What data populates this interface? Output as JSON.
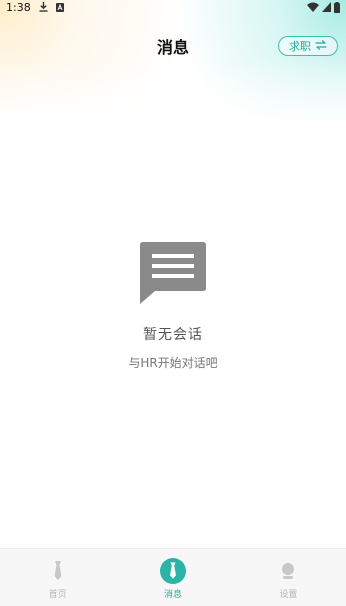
{
  "status_bar": {
    "time": "1:38",
    "icons": [
      "download-icon",
      "notification-a-icon"
    ],
    "right_icons": [
      "wifi-icon",
      "signal-icon",
      "battery-icon"
    ]
  },
  "header": {
    "title": "消息",
    "mode_switch_label": "求职",
    "mode_switch_icon": "swap-icon"
  },
  "empty_state": {
    "icon": "message-bubble-icon",
    "title": "暂无会话",
    "subtitle": "与HR开始对话吧"
  },
  "bottom_nav": {
    "items": [
      {
        "label": "首页",
        "icon": "tie-icon",
        "active": false
      },
      {
        "label": "消息",
        "icon": "tie-icon",
        "active": true
      },
      {
        "label": "设置",
        "icon": "profile-icon",
        "active": false
      }
    ]
  },
  "colors": {
    "accent": "#2ab3a6",
    "inactive": "#b5b5b5",
    "empty_icon": "#8a8a8a"
  }
}
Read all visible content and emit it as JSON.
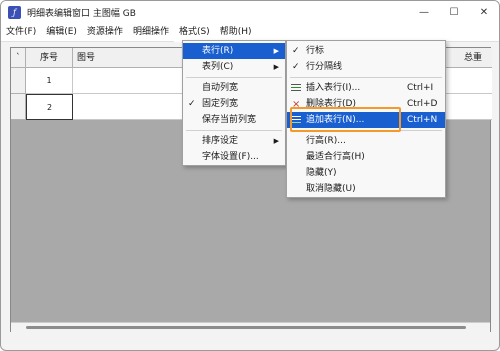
{
  "window": {
    "title": "明细表编辑窗口 主图幅 GB",
    "icon_name": "app-logo-icon",
    "controls": {
      "minimize": "—",
      "maximize": "☐",
      "close": "✕"
    }
  },
  "menubar": [
    {
      "label": "文件(F)"
    },
    {
      "label": "编辑(E)"
    },
    {
      "label": "资源操作"
    },
    {
      "label": "明细操作"
    },
    {
      "label": "格式(S)"
    },
    {
      "label": "帮助(H)"
    }
  ],
  "table": {
    "corner": "`",
    "headers": [
      "序号",
      "图号",
      "总重"
    ],
    "rows": [
      {
        "index": "1"
      },
      {
        "index": "2"
      }
    ]
  },
  "format_menu": {
    "items": [
      {
        "label": "表行(R)",
        "submenu": true,
        "highlighted": true
      },
      {
        "label": "表列(C)",
        "submenu": true
      },
      {
        "label": "自动列宽"
      },
      {
        "label": "固定列宽",
        "checked": true
      },
      {
        "label": "保存当前列宽"
      },
      {
        "label": "排序设定",
        "submenu": true
      },
      {
        "label": "字体设置(F)..."
      }
    ]
  },
  "row_submenu": {
    "items": [
      {
        "label": "行标",
        "checked": true
      },
      {
        "label": "行分隔线",
        "checked": true
      },
      {
        "label": "插入表行(I)...",
        "shortcut": "Ctrl+I",
        "icon": "insert-row-icon"
      },
      {
        "label": "删除表行(D)",
        "shortcut": "Ctrl+D",
        "icon": "delete-row-icon"
      },
      {
        "label": "追加表行(N)...",
        "shortcut": "Ctrl+N",
        "icon": "append-row-icon",
        "highlighted": true
      },
      {
        "label": "行高(R)..."
      },
      {
        "label": "最适合行高(H)"
      },
      {
        "label": "隐藏(Y)"
      },
      {
        "label": "取消隐藏(U)"
      }
    ]
  },
  "colors": {
    "highlight": "#1a5fd0",
    "annotation": "#f39a2b",
    "grid_background": "#a9a9a9"
  }
}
------------------------------------------------------------
▶ _TO BE DONE_:
Retype the data above exactly; pictures are not part of the copy.

▶ _EXPECTED OUTPUT_:
What data populates this interface? Output as JSON.
{
  "status_bar": {
    "time": "1:38",
    "icons": [
      "download-icon",
      "notification-a-icon"
    ],
    "right_icons": [
      "wifi-icon",
      "signal-icon",
      "battery-icon"
    ]
  },
  "header": {
    "title": "消息",
    "mode_switch_label": "求职",
    "mode_switch_icon": "swap-icon"
  },
  "empty_state": {
    "icon": "message-bubble-icon",
    "title": "暂无会话",
    "subtitle": "与HR开始对话吧"
  },
  "bottom_nav": {
    "items": [
      {
        "label": "首页",
        "icon": "tie-icon",
        "active": false
      },
      {
        "label": "消息",
        "icon": "tie-icon",
        "active": true
      },
      {
        "label": "设置",
        "icon": "profile-icon",
        "active": false
      }
    ]
  },
  "colors": {
    "accent": "#2ab3a6",
    "inactive": "#b5b5b5",
    "empty_icon": "#8a8a8a"
  }
}
Read all visible content and emit it as JSON.
{
  "window": {
    "title": "明细表编辑窗口 主图幅 GB",
    "icon_name": "app-logo-icon",
    "controls": {
      "minimize": "—",
      "maximize": "☐",
      "close": "✕"
    }
  },
  "menubar": [
    {
      "label": "文件(F)"
    },
    {
      "label": "编辑(E)"
    },
    {
      "label": "资源操作"
    },
    {
      "label": "明细操作"
    },
    {
      "label": "格式(S)"
    },
    {
      "label": "帮助(H)"
    }
  ],
  "table": {
    "corner": "`",
    "headers": [
      "序号",
      "图号",
      "总重"
    ],
    "rows": [
      {
        "index": "1"
      },
      {
        "index": "2"
      }
    ]
  },
  "format_menu": {
    "items": [
      {
        "label": "表行(R)",
        "submenu": true,
        "highlighted": true
      },
      {
        "label": "表列(C)",
        "submenu": true
      },
      {
        "label": "自动列宽"
      },
      {
        "label": "固定列宽",
        "checked": true
      },
      {
        "label": "保存当前列宽"
      },
      {
        "label": "排序设定",
        "submenu": true
      },
      {
        "label": "字体设置(F)..."
      }
    ]
  },
  "row_submenu": {
    "items": [
      {
        "label": "行标",
        "checked": true
      },
      {
        "label": "行分隔线",
        "checked": true
      },
      {
        "label": "插入表行(I)...",
        "shortcut": "Ctrl+I",
        "icon": "insert-row-icon"
      },
      {
        "label": "删除表行(D)",
        "shortcut": "Ctrl+D",
        "icon": "delete-row-icon"
      },
      {
        "label": "追加表行(N)...",
        "shortcut": "Ctrl+N",
        "icon": "append-row-icon",
        "highlighted": true
      },
      {
        "label": "行高(R)..."
      },
      {
        "label": "最适合行高(H)"
      },
      {
        "label": "隐藏(Y)"
      },
      {
        "label": "取消隐藏(U)"
      }
    ]
  },
  "colors": {
    "highlight": "#1a5fd0",
    "annotation": "#f39a2b",
    "grid_background": "#a9a9a9"
  }
}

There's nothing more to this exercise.